*Required task:*
Reproduce all records exactly.

*Material for the task:*
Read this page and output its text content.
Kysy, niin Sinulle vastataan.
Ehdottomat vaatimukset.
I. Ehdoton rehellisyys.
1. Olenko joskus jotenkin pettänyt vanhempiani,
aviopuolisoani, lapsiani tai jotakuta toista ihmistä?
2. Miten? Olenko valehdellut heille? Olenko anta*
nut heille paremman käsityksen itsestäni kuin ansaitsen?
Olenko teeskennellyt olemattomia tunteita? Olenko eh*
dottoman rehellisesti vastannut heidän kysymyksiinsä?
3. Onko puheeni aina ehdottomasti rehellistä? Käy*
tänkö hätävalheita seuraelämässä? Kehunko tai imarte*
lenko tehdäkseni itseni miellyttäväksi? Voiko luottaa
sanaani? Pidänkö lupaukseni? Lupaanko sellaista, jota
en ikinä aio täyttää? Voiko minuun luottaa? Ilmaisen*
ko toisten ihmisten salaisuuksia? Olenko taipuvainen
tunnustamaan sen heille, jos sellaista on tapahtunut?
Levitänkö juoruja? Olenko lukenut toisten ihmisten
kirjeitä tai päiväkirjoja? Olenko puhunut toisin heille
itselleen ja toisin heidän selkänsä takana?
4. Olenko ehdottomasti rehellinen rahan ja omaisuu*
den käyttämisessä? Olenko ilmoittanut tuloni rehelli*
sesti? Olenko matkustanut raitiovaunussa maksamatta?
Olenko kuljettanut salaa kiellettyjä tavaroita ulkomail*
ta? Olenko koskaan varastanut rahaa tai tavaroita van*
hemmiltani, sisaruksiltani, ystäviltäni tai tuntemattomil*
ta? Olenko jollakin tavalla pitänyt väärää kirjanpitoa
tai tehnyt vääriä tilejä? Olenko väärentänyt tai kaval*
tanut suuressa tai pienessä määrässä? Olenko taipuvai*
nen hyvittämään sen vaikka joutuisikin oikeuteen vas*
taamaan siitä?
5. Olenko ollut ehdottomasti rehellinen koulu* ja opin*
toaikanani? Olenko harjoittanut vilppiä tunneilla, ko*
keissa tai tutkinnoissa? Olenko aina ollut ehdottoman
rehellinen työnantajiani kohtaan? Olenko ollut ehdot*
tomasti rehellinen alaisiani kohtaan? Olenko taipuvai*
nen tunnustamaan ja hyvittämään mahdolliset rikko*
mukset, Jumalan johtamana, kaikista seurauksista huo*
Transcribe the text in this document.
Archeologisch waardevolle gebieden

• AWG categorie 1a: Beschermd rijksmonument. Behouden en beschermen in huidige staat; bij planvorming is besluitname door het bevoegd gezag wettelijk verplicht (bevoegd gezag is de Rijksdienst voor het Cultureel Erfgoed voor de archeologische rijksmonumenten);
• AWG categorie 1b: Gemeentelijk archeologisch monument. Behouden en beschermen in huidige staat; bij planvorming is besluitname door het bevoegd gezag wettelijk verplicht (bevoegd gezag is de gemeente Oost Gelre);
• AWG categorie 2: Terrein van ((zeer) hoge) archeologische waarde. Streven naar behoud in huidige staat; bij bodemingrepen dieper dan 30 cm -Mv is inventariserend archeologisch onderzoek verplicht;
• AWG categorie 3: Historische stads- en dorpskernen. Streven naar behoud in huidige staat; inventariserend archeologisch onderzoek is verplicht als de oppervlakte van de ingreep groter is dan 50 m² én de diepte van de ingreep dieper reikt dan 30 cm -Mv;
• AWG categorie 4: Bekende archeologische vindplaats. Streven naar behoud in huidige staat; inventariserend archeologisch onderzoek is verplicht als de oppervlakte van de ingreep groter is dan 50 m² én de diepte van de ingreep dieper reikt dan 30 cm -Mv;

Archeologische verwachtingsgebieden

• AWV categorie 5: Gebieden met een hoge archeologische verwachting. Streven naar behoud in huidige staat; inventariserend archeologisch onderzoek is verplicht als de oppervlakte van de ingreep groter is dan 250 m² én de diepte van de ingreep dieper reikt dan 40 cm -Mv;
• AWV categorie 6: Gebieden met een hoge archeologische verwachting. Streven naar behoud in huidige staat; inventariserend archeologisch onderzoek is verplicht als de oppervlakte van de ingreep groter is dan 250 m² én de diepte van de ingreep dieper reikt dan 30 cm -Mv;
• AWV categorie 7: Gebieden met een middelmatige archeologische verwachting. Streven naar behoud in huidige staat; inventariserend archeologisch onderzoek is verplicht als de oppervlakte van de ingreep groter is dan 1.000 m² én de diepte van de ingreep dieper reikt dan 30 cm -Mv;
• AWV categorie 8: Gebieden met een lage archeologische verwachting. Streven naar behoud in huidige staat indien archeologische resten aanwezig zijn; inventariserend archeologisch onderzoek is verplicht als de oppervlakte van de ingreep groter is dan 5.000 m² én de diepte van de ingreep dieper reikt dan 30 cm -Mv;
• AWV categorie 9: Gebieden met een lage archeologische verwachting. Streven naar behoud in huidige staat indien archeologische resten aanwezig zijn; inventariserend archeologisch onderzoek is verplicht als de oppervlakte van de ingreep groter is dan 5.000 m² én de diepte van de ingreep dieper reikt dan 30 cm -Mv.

*Finished answer:*
Read this page and output its text content.
Kysy, niin Sinulle vastataan.
Ehdottomat vaatimukset.
I. Ehdoton rehellisyys.
1. Olenko joskus jotenkin pettänyt vanhempiani,
aviopuolisoani, lapsiani tai jotakuta toista ihmistä?
2. Miten? Olenko valehdellut heille? Olenko anta*
nut heille paremman käsityksen itsestäni kuin ansaitsen?
Olenko teeskennellyt olemattomia tunteita? Olenko eh*
dottoman rehellisesti vastannut heidän kysymyksiinsä?
3. Onko puheeni aina ehdottomasti rehellistä? Käy*
tänkö hätävalheita seuraelämässä? Kehunko tai imarte*
lenko tehdäkseni itseni miellyttäväksi? Voiko luottaa
sanaani? Pidänkö lupaukseni? Lupaanko sellaista, jota
en ikinä aio täyttää? Voiko minuun luottaa? Ilmaisen*
ko toisten ihmisten salaisuuksia? Olenko taipuvainen
tunnustamaan sen heille, jos sellaista on tapahtunut?
Levitänkö juoruja? Olenko lukenut toisten ihmisten
kirjeitä tai päiväkirjoja? Olenko puhunut toisin heille
itselleen ja toisin heidän selkänsä takana?
4. Olenko ehdottomasti rehellinen rahan ja omaisuu*
den käyttämisessä? Olenko ilmoittanut tuloni rehelli*
sesti? Olenko matkustanut raitiovaunussa maksamatta?
Olenko kuljettanut salaa kiellettyjä tavaroita ulkomail*
ta? Olenko koskaan varastanut rahaa tai tavaroita van*
hemmiltani, sisaruksiltani, ystäviltäni tai tuntemattomil*
ta? Olenko jollakin tavalla pitänyt väärää kirjanpitoa
tai tehnyt vääriä tilejä? Olenko väärentänyt tai kaval*
tanut suuressa tai pienessä määrässä? Olenko taipuvai*
nen hyvittämään sen vaikka joutuisikin oikeuteen vas*
taamaan siitä?
5. Olenko ollut ehdottomasti rehellinen koulu* ja opin*
toaikanani? Olenko harjoittanut vilppiä tunneilla, ko*
keissa tai tutkinnoissa? Olenko aina ollut ehdottoman
rehellinen työnantajiani kohtaan? Olenko ollut ehdot*
tomasti rehellinen alaisiani kohtaan? Olenko taipuvai*
nen tunnustamaan ja hyvittämään mahdolliset rikko*
mukset, Jumalan johtamana, kaikista seurauksista huo*
Transcribe the text in this document.
Archeologisch waardevolle gebieden

• AWG categorie 1a: Beschermd rijksmonument. Behouden en beschermen in huidige staat; bij planvorming is besluitname door het bevoegd gezag wettelijk verplicht (bevoegd gezag is de Rijksdienst voor het Cultureel Erfgoed voor de archeologische rijksmonumenten);
• AWG categorie 1b: Gemeentelijk archeologisch monument. Behouden en beschermen in huidige staat; bij planvorming is besluitname door het bevoegd gezag wettelijk verplicht (bevoegd gezag is de gemeente Oost Gelre);
• AWG categorie 2: Terrein van ((zeer) hoge) archeologische waarde. Streven naar behoud in huidige staat; bij bodemingrepen dieper dan 30 cm -Mv is inventariserend archeologisch onderzoek verplicht;
• AWG categorie 3: Historische stads- en dorpskernen. Streven naar behoud in huidige staat; inventariserend archeologisch onderzoek is verplicht als de oppervlakte van de ingreep groter is dan 50 m² én de diepte van de ingreep dieper reikt dan 30 cm -Mv;
• AWG categorie 4: Bekende archeologische vindplaats. Streven naar behoud in huidige staat; inventariserend archeologisch onderzoek is verplicht als de oppervlakte van de ingreep groter is dan 50 m² én de diepte van de ingreep dieper reikt dan 30 cm -Mv;

Archeologische verwachtingsgebieden

• AWV categorie 5: Gebieden met een hoge archeologische verwachting. Streven naar behoud in huidige staat; inventariserend archeologisch onderzoek is verplicht als de oppervlakte van de ingreep groter is dan 250 m² én de diepte van de ingreep dieper reikt dan 40 cm -Mv;
• AWV categorie 6: Gebieden met een hoge archeologische verwachting. Streven naar behoud in huidige staat; inventariserend archeologisch onderzoek is verplicht als de oppervlakte van de ingreep groter is dan 250 m² én de diepte van de ingreep dieper reikt dan 30 cm -Mv;
• AWV categorie 7: Gebieden met een middelmatige archeologische verwachting. Streven naar behoud in huidige staat; inventariserend archeologisch onderzoek is verplicht als de oppervlakte van de ingreep groter is dan 1.000 m² én de diepte van de ingreep dieper reikt dan 30 cm -Mv;
• AWV categorie 8: Gebieden met een lage archeologische verwachting. Streven naar behoud in huidige staat indien archeologische resten aanwezig zijn; inventariserend archeologisch onderzoek is verplicht als de oppervlakte van de ingreep groter is dan 5.000 m² én de diepte van de ingreep dieper reikt dan 30 cm -Mv;
• AWV categorie 9: Gebieden met een lage archeologische verwachting. Streven naar behoud in huidige staat indien archeologische resten aanwezig zijn; inventariserend archeologisch onderzoek is verplicht als de oppervlakte van de ingreep groter is dan 5.000 m² én de diepte van de ingreep dieper reikt dan 30 cm -Mv.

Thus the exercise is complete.